◆ Information supplied ◆
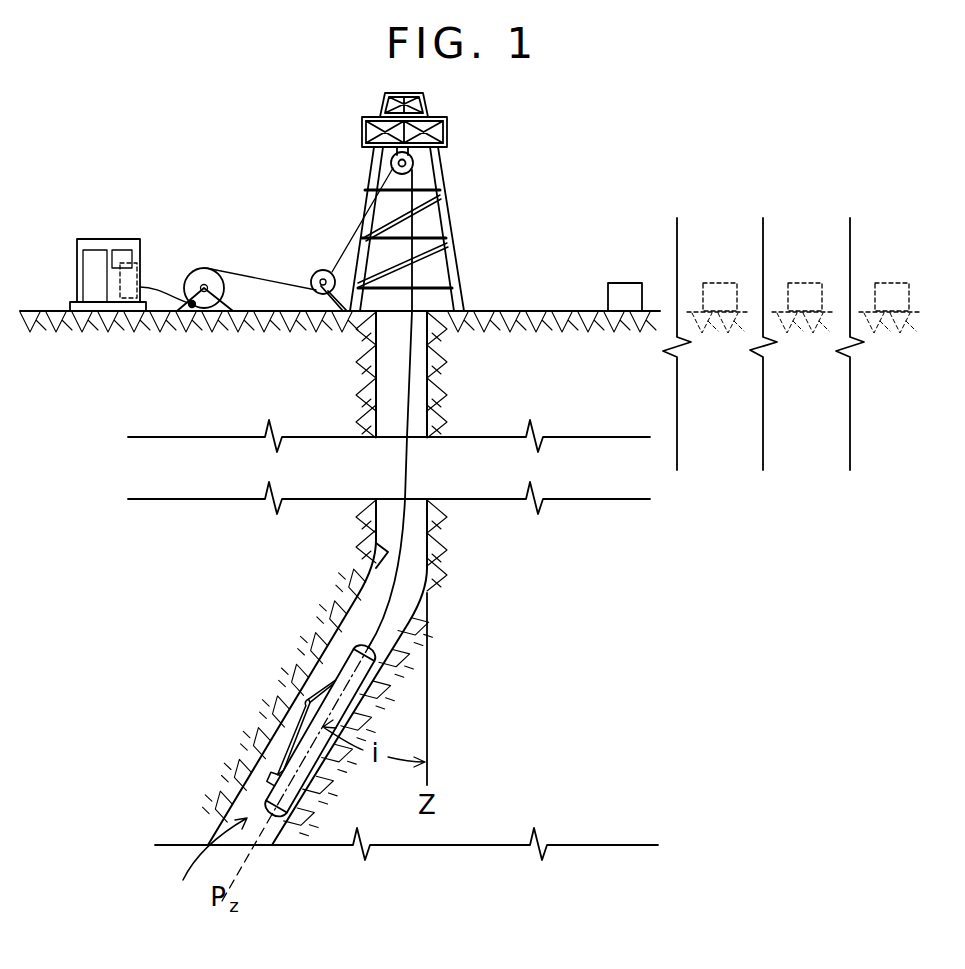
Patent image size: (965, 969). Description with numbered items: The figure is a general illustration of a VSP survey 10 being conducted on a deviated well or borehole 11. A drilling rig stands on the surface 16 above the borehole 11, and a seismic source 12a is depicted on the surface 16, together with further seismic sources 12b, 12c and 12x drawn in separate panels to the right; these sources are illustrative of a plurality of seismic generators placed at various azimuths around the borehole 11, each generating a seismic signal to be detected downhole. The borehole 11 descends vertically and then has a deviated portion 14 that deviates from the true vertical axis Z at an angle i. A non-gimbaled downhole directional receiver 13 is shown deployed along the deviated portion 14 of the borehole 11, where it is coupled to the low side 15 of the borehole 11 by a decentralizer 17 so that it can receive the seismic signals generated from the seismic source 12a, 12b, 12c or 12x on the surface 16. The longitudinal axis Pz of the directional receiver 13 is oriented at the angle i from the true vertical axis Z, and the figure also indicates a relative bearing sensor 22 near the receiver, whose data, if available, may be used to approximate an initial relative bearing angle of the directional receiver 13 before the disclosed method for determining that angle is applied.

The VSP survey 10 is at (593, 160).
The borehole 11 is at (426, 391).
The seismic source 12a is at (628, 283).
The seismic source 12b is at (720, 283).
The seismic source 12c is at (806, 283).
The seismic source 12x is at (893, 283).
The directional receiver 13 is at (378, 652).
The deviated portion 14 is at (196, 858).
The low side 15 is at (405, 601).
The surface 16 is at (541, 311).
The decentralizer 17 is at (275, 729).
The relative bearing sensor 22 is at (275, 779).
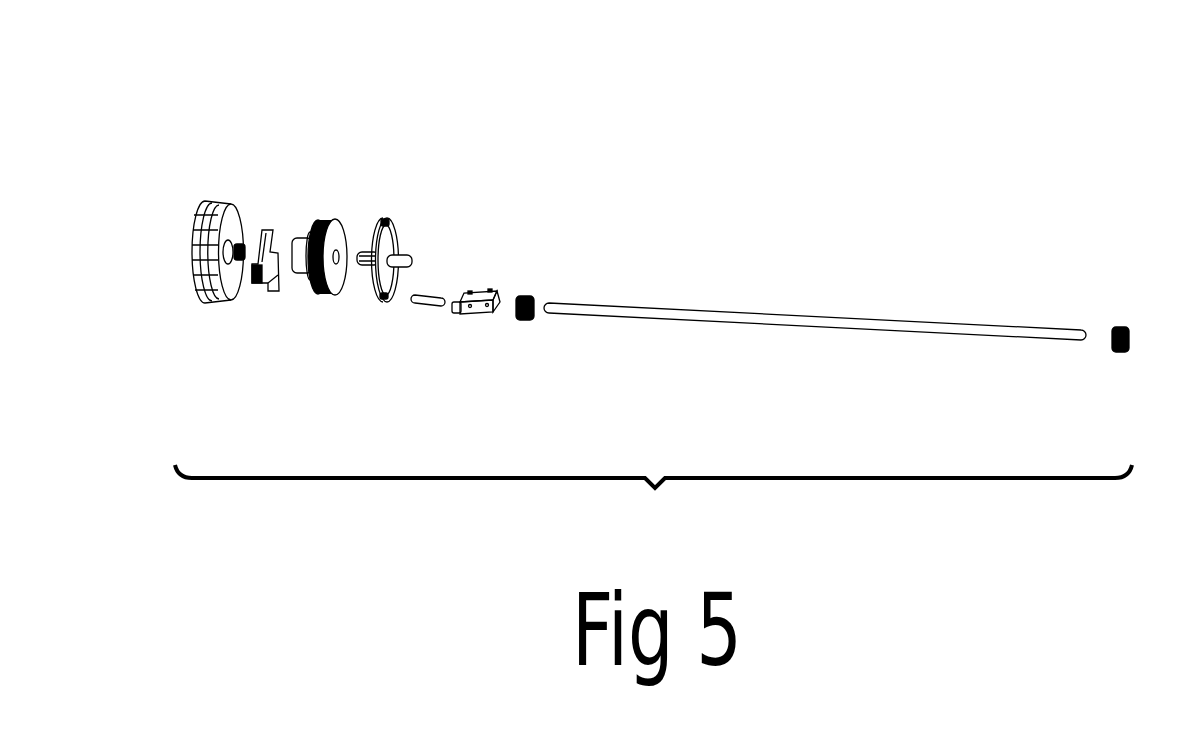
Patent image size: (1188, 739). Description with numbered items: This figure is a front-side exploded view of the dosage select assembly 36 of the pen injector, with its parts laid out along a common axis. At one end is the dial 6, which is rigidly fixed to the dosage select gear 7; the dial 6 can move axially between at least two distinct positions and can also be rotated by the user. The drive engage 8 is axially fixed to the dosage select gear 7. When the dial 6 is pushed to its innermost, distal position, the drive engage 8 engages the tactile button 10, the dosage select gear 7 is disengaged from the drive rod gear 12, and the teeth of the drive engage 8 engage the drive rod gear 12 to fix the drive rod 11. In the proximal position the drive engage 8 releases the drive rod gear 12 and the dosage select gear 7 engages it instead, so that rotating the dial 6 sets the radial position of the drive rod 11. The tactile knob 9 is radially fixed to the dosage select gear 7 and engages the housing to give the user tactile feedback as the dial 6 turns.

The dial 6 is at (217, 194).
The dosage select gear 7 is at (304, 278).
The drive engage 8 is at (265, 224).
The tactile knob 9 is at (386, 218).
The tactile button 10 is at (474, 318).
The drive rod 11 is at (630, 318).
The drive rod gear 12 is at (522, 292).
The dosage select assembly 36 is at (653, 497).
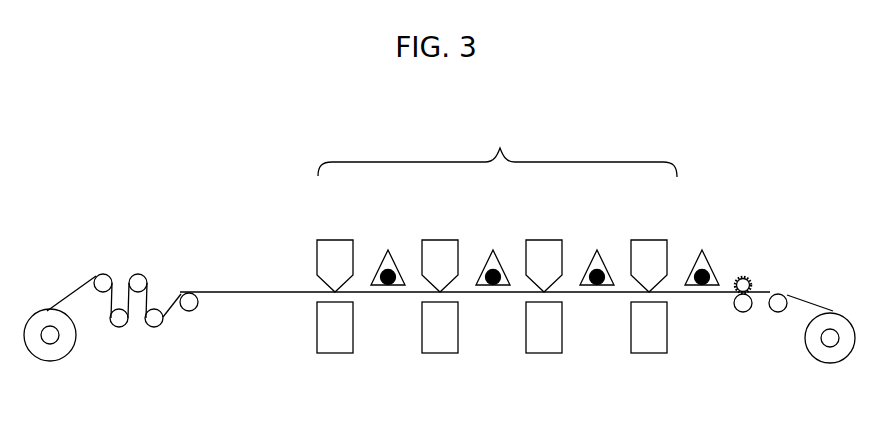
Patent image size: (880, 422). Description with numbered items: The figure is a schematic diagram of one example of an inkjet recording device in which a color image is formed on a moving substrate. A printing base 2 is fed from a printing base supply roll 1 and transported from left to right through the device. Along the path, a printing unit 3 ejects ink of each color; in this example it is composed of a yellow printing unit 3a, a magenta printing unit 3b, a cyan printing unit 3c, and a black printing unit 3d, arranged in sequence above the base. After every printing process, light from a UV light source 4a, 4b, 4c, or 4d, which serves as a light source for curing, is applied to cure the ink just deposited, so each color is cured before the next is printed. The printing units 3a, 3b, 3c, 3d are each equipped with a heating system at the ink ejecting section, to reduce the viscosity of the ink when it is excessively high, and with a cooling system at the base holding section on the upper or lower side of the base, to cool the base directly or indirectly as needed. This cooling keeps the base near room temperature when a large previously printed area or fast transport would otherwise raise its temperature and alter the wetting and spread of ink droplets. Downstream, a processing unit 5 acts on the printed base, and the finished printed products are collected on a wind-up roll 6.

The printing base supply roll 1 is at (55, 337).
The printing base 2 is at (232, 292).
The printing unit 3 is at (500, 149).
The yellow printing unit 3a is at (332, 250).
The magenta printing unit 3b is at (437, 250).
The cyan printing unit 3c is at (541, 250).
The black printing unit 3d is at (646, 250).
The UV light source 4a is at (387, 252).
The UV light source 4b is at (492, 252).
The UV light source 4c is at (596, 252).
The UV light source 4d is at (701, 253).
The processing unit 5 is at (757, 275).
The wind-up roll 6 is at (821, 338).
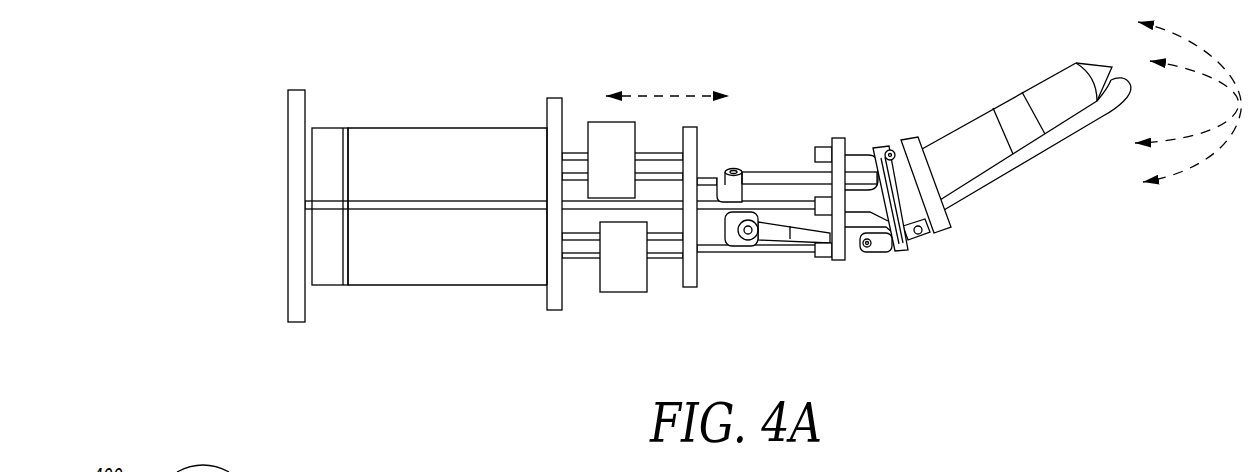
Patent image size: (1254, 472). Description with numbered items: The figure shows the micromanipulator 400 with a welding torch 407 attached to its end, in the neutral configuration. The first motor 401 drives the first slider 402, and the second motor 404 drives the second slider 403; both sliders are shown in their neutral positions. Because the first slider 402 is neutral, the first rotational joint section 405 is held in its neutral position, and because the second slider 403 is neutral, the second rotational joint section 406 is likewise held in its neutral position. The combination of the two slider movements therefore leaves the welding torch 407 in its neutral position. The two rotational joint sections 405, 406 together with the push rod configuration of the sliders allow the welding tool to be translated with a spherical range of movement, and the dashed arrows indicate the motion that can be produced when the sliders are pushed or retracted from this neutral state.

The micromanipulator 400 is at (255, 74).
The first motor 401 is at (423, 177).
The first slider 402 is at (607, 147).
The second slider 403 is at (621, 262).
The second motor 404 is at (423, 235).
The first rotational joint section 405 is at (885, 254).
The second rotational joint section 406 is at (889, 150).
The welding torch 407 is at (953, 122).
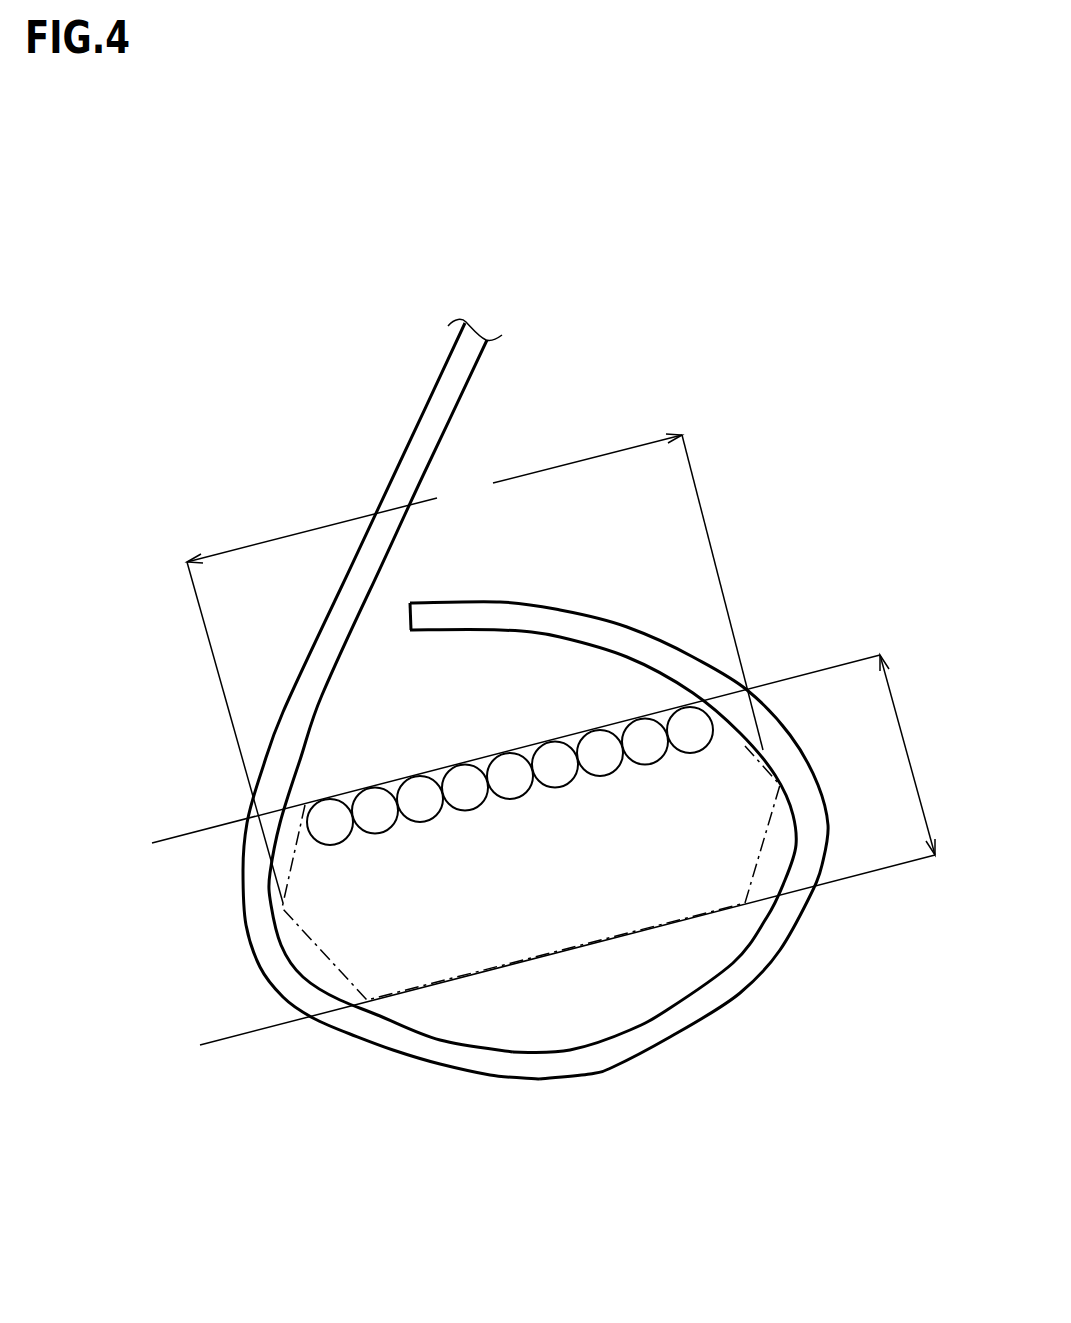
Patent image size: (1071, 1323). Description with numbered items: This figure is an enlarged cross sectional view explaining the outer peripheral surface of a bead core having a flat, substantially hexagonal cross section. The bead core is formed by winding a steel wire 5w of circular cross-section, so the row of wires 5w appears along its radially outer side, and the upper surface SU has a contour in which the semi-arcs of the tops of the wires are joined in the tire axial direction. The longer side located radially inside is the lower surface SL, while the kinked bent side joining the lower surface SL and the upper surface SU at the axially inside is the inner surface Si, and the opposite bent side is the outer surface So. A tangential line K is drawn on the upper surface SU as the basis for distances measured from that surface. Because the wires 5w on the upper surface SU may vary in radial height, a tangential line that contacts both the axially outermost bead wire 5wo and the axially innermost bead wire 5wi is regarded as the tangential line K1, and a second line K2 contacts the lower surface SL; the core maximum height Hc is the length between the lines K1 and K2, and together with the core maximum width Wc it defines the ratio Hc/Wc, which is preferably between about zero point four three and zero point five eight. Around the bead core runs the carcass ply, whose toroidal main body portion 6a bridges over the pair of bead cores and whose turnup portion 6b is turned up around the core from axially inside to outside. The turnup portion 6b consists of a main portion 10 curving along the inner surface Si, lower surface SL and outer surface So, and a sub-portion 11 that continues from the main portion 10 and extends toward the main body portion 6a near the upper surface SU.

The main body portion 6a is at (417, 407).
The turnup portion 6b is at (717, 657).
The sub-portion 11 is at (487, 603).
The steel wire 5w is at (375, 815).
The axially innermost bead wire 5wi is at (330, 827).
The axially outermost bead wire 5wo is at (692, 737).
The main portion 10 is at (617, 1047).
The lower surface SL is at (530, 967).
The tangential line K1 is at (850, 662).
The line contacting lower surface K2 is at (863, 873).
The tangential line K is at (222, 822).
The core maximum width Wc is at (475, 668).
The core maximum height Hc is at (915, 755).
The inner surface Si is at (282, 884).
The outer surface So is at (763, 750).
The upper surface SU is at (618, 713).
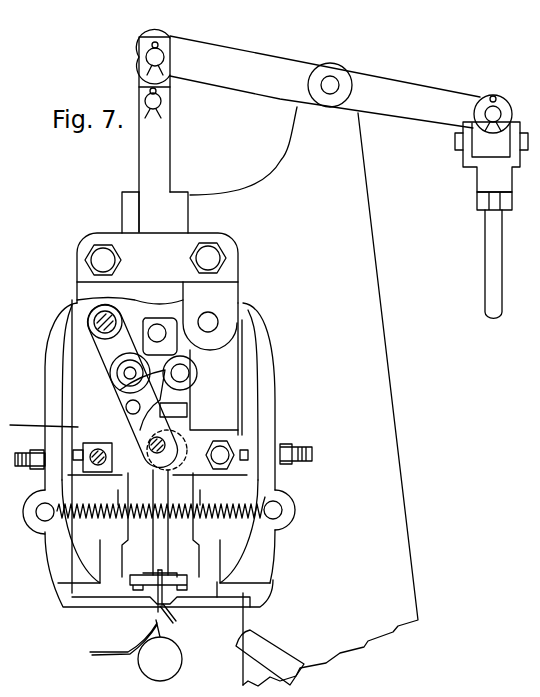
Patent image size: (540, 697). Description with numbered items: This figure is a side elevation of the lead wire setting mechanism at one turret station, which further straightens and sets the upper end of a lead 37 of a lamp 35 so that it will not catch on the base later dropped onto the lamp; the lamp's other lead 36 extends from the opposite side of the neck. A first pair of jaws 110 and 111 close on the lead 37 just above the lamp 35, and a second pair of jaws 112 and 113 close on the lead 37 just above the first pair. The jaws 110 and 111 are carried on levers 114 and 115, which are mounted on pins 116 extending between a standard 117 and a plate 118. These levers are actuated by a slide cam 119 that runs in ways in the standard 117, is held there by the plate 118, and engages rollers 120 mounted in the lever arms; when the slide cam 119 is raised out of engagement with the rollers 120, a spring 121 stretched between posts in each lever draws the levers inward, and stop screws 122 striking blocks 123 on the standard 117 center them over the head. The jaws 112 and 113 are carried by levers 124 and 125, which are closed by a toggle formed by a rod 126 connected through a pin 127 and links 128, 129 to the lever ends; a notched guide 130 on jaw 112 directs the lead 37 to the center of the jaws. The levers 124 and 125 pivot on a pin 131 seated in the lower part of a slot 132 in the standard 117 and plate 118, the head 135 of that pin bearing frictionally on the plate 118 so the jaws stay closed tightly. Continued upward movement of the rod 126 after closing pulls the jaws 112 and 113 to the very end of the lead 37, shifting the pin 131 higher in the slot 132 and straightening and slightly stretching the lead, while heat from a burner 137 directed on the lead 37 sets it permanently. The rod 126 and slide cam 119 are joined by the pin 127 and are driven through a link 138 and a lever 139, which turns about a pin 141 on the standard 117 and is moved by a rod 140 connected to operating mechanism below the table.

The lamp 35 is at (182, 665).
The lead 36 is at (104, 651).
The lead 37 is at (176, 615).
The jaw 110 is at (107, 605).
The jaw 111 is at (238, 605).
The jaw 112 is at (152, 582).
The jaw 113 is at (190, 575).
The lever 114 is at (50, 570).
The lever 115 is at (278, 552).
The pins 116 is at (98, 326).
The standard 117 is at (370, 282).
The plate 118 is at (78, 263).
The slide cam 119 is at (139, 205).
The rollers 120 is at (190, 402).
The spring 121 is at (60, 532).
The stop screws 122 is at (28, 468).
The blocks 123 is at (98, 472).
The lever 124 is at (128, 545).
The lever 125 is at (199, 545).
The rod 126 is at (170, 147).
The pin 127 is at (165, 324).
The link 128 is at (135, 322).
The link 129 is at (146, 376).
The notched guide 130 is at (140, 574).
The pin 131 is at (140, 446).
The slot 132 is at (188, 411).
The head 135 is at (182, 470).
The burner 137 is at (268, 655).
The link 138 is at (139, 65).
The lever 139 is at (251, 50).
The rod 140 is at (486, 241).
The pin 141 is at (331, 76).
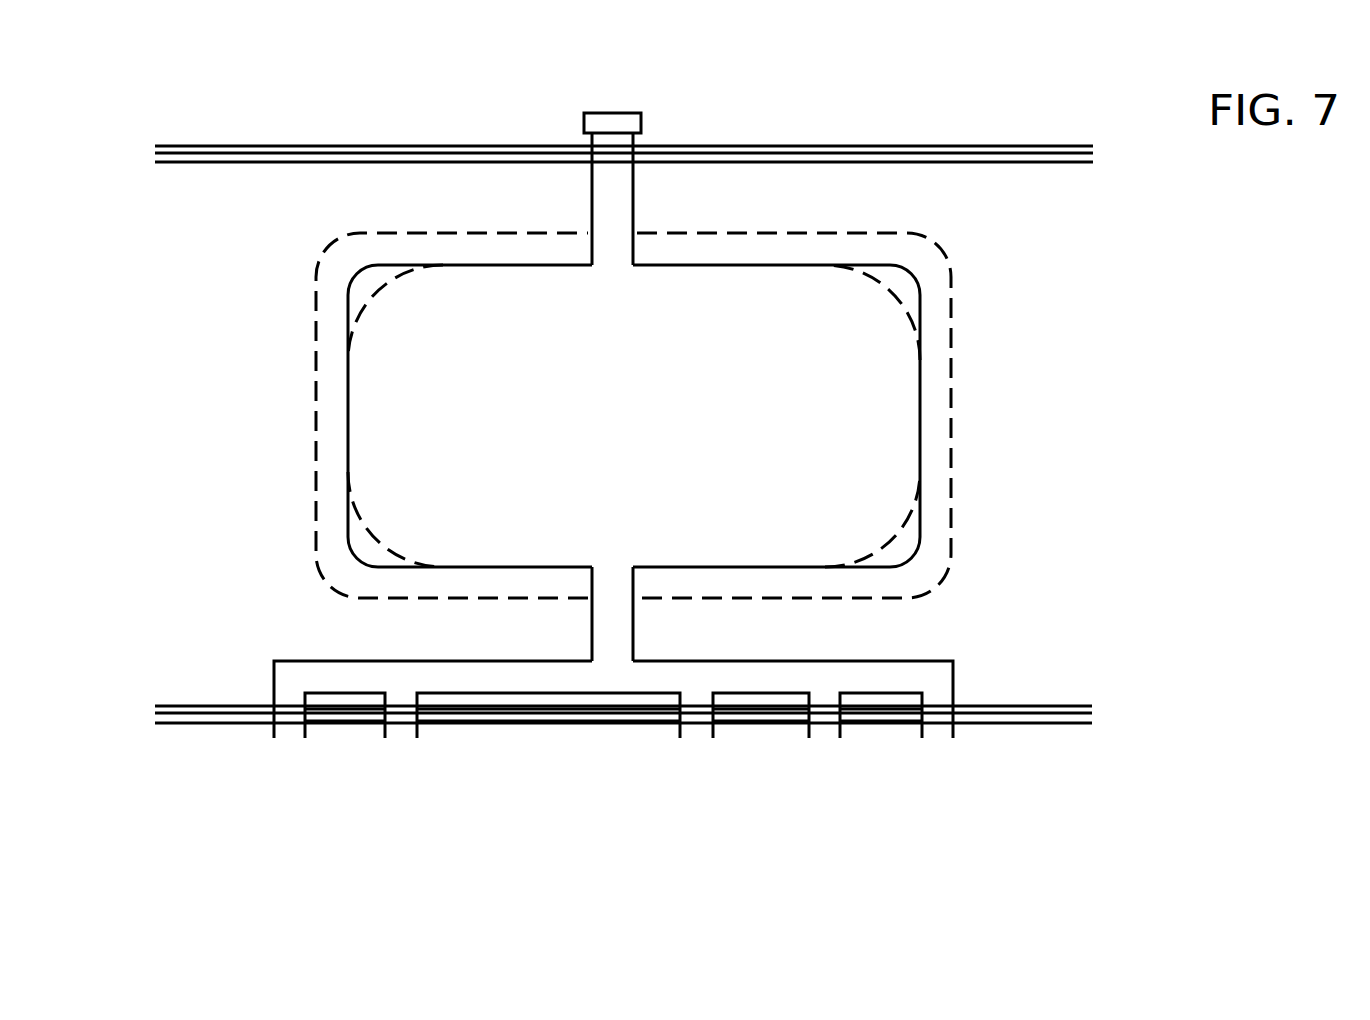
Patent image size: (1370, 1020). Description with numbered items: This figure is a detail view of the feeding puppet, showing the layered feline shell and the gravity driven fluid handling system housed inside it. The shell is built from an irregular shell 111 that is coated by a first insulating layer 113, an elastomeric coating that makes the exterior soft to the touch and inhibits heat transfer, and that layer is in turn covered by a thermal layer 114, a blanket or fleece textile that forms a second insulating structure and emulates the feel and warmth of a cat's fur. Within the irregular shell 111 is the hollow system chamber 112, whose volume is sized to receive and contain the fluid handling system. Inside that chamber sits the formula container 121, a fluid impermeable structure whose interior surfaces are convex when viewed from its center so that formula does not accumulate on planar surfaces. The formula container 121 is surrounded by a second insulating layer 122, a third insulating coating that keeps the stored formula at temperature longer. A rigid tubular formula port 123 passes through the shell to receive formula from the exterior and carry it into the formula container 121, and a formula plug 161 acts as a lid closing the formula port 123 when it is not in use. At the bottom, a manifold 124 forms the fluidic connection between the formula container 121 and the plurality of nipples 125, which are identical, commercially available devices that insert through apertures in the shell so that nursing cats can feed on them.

◆ Exercise requirements ◆
Count the rows above that contain the string "maximum", where case counts, and give only the number.

◆ Solution ◆
3